begin
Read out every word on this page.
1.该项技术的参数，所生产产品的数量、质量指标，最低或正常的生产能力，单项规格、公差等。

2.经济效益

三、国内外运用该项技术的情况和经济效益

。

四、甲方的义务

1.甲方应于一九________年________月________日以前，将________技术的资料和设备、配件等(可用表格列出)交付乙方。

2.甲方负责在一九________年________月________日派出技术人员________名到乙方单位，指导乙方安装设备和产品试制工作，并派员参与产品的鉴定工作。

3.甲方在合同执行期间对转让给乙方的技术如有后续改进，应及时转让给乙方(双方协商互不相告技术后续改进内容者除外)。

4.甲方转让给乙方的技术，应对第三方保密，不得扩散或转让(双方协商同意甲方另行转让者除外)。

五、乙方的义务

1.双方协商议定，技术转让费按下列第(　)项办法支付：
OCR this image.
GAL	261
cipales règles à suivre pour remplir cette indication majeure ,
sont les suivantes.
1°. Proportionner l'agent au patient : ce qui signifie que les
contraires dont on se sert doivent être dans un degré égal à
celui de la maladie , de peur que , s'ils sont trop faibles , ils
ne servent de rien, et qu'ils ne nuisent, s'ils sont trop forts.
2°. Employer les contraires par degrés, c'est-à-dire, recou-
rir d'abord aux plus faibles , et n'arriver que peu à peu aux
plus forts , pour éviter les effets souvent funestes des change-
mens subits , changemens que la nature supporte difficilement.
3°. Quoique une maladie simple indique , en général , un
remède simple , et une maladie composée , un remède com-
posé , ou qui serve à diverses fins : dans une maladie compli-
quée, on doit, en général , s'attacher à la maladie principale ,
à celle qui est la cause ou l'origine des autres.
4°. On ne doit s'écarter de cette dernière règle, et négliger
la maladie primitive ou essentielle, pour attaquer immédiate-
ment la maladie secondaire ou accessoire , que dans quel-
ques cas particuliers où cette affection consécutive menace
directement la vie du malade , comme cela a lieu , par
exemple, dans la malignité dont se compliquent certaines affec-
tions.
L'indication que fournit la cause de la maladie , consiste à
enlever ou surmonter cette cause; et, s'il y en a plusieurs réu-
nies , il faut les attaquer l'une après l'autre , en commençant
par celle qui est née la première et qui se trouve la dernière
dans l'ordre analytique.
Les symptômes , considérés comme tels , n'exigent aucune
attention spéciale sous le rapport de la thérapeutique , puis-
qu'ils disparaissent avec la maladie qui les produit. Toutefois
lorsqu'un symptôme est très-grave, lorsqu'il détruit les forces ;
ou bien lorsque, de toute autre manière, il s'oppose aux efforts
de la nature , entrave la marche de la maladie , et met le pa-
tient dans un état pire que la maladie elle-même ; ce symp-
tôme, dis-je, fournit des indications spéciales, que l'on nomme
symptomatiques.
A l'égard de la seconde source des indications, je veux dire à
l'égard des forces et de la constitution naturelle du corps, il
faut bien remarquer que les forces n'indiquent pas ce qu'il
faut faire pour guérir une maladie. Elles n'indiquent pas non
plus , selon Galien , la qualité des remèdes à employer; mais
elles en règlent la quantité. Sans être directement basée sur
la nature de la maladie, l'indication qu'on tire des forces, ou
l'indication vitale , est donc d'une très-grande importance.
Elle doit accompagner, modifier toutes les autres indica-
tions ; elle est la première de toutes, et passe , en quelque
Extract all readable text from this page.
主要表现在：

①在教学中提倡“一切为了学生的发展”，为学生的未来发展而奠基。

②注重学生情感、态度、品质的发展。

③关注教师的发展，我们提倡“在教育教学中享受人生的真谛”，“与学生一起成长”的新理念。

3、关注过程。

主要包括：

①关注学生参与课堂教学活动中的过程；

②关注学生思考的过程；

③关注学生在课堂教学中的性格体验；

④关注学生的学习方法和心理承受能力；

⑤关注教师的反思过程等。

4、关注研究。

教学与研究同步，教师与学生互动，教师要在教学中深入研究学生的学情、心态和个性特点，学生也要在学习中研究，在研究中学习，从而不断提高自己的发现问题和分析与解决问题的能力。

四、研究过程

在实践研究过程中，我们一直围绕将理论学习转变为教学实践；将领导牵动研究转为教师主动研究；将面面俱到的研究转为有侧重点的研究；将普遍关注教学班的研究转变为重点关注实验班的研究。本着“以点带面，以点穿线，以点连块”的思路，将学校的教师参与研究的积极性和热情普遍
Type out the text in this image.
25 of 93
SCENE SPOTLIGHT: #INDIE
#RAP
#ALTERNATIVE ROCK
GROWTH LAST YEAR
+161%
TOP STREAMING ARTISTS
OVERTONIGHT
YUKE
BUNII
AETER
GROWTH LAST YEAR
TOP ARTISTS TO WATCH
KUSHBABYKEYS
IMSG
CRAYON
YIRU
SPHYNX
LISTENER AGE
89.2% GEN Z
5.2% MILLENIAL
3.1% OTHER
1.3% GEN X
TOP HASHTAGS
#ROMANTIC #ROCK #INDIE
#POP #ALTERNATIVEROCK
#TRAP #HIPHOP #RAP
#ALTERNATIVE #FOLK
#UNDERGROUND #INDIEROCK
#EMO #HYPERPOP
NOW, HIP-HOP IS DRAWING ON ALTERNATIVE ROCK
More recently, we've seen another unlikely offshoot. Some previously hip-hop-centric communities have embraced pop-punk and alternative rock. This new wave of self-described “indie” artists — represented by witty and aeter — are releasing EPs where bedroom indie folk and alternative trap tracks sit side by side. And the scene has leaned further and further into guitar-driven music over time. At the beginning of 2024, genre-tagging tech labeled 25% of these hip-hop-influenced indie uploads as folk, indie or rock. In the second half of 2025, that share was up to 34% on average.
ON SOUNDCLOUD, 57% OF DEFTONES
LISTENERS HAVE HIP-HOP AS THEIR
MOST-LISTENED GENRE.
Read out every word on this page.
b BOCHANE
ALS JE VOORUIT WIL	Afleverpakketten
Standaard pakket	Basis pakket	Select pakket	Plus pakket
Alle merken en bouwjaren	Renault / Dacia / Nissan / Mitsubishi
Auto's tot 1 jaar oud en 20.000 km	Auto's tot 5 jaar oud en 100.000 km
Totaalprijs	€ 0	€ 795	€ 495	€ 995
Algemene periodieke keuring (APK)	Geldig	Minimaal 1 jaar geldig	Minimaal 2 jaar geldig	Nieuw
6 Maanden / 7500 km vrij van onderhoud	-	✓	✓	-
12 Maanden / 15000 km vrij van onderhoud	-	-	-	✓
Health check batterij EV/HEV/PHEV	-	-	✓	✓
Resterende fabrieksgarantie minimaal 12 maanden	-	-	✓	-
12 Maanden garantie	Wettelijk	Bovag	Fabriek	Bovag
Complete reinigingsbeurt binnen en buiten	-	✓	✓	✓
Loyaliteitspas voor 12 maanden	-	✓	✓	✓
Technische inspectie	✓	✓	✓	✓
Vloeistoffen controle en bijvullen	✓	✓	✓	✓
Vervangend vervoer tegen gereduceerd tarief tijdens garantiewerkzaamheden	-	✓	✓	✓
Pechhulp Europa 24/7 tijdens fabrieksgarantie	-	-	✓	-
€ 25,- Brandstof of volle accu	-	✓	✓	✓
end
Short exercise.
Filter the entries above down to the lines containing the word "forces".

The answer.
lorsqu'un symptôme est très-grave, lorsqu'il détruit les forces ;
l'égard des forces et de la constitution naturelle du corps, il
faut bien remarquer que les forces n'indiquent pas ce qu'il
la nature de la maladie, l'indication qu'on tire des forces, ou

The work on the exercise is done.